--- Begin Provided records ---

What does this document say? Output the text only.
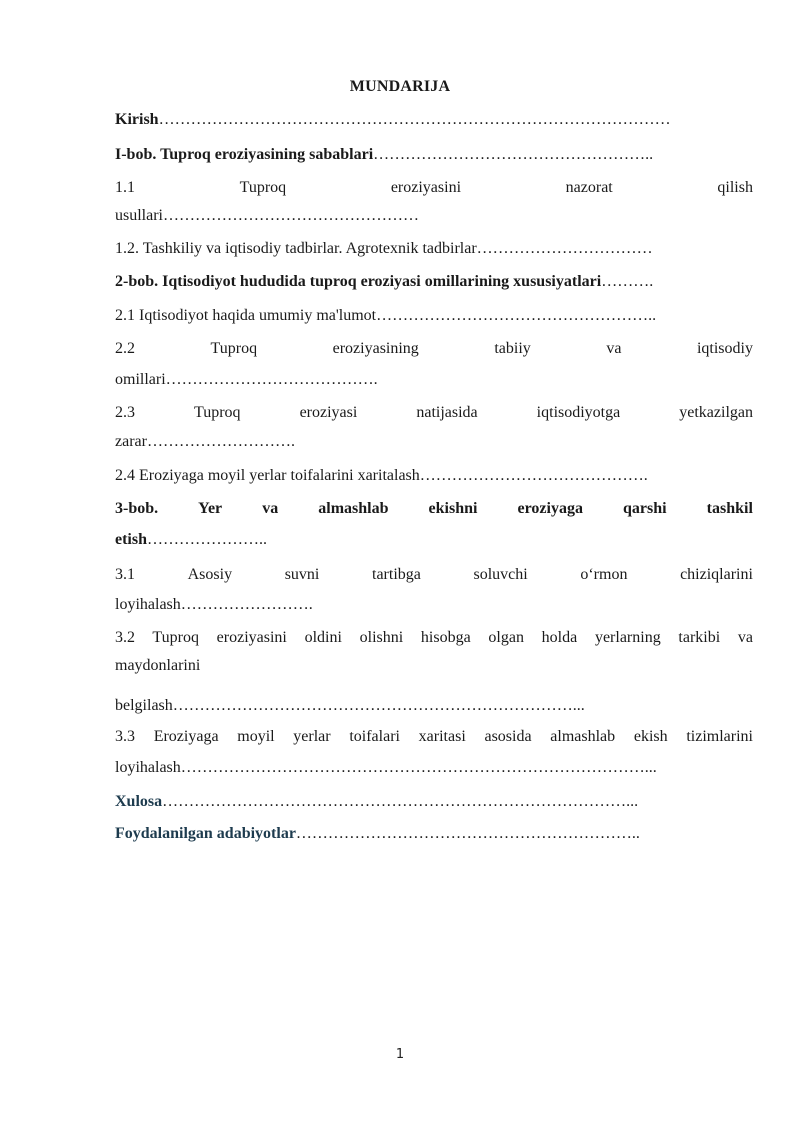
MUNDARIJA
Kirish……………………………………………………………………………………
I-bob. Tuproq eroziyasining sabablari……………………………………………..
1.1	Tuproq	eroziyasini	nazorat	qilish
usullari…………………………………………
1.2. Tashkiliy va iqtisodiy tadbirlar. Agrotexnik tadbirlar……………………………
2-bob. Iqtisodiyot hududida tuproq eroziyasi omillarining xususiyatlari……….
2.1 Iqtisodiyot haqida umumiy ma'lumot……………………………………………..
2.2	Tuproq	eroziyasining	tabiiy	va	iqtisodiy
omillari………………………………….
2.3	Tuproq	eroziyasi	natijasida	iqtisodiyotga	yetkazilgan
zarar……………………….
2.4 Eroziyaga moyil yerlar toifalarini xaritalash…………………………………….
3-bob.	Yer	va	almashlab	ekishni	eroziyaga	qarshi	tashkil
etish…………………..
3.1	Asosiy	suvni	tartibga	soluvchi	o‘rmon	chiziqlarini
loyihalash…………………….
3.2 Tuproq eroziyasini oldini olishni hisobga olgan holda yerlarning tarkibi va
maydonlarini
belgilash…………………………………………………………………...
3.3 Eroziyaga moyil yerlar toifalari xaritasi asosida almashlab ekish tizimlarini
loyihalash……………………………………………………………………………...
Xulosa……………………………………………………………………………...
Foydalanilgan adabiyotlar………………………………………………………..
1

--- End Provided records ---

* Aim: Leave the pictures out and output the rest of the listing exactly.

* Result below:
What does this document say? Output the text only.
MUNDARIJA
Kirish……………………………………………………………………………………
I-bob. Tuproq eroziyasining sabablari……………………………………………..
1.1	Tuproq	eroziyasini	nazorat	qilish
usullari…………………………………………
1.2. Tashkiliy va iqtisodiy tadbirlar. Agrotexnik tadbirlar……………………………
2-bob. Iqtisodiyot hududida tuproq eroziyasi omillarining xususiyatlari……….
2.1 Iqtisodiyot haqida umumiy ma'lumot……………………………………………..
2.2	Tuproq	eroziyasining	tabiiy	va	iqtisodiy
omillari………………………………….
2.3	Tuproq	eroziyasi	natijasida	iqtisodiyotga	yetkazilgan
zarar……………………….
2.4 Eroziyaga moyil yerlar toifalarini xaritalash…………………………………….
3-bob.	Yer	va	almashlab	ekishni	eroziyaga	qarshi	tashkil
etish…………………..
3.1	Asosiy	suvni	tartibga	soluvchi	o‘rmon	chiziqlarini
loyihalash…………………….
3.2 Tuproq eroziyasini oldini olishni hisobga olgan holda yerlarning tarkibi va
maydonlarini
belgilash…………………………………………………………………...
3.3 Eroziyaga moyil yerlar toifalari xaritasi asosida almashlab ekish tizimlarini
loyihalash……………………………………………………………………………...
Xulosa……………………………………………………………………………...
Foydalanilgan adabiyotlar………………………………………………………..
1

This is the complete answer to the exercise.